_Lines of data:_
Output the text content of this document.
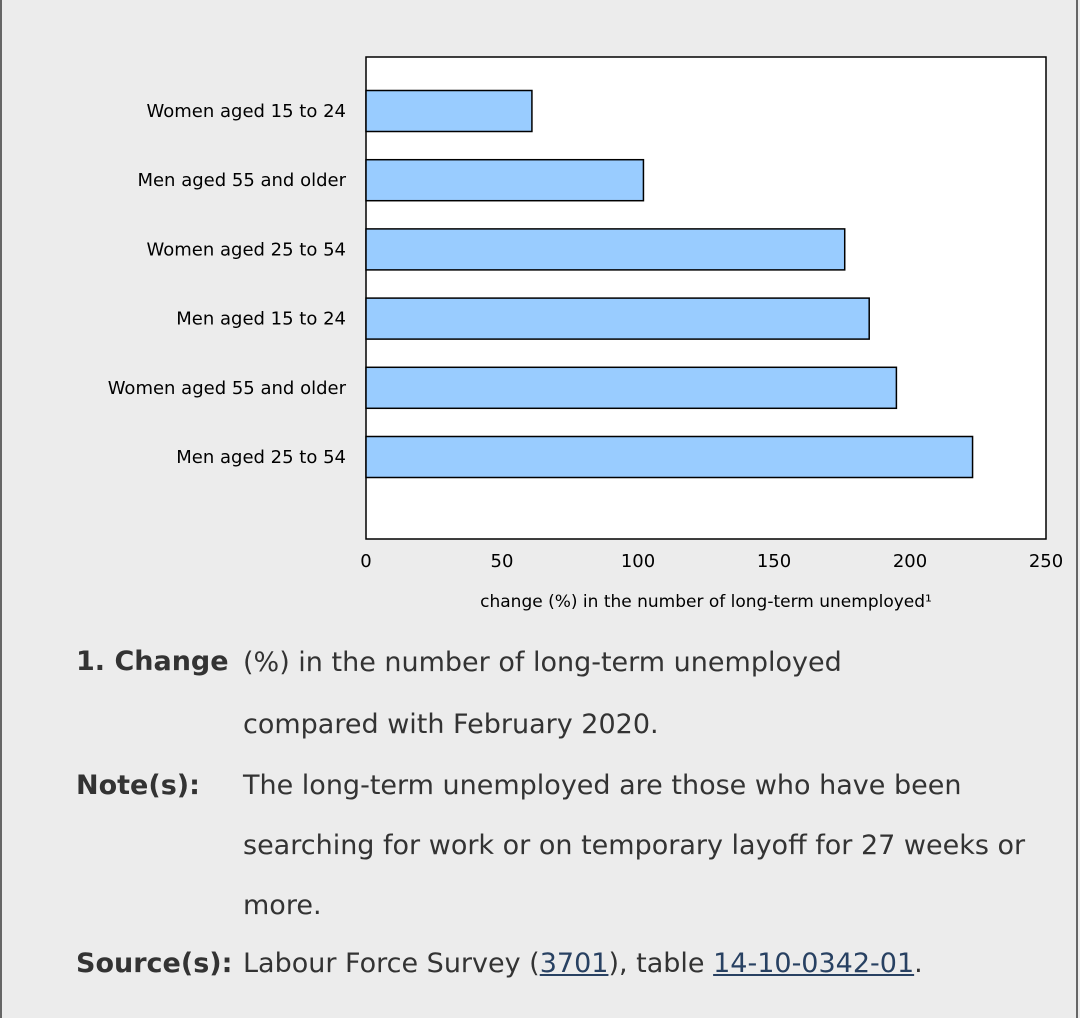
Women aged 15 to 24
Men aged 55 and older
Women aged 25 to 54
Men aged 15 to 24
Women aged 55 and older
Men aged 25 to 54
0	50	100	150	200	250
change (%) in the number of long-term unemployed¹
1. Change (%) in the number of long-term unemployed
compared with February 2020.
Note(s):	The long-term unemployed are those who have been searching for work or on temporary layoff for 27 weeks or more.
Source(s): Labour Force Survey (3701), table 14-10-0342-01.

_Set task:_
Pull out all lines in the data above that include "Women".

_Solution for this exercise:_
Women aged 15 to 24
Women aged 25 to 54
Women aged 55 and older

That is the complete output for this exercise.